- **What to produce**
Check each line of the listing for the word "Engineering" and report how many lines contain it, giving nothing but the number.

- **Given data**
○ ○ ○ ○
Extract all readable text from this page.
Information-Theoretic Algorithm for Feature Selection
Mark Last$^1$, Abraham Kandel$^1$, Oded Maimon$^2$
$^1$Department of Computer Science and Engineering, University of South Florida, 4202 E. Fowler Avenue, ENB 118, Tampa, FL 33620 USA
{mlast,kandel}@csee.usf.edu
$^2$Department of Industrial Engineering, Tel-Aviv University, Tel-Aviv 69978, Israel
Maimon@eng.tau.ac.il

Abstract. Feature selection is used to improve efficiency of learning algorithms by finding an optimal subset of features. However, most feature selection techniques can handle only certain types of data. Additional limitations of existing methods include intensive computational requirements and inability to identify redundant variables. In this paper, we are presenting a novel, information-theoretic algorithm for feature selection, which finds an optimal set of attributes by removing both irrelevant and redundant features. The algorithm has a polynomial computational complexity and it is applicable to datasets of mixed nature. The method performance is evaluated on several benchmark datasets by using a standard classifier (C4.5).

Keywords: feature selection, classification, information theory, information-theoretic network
○ ○ ○ ○
- **Task result**
2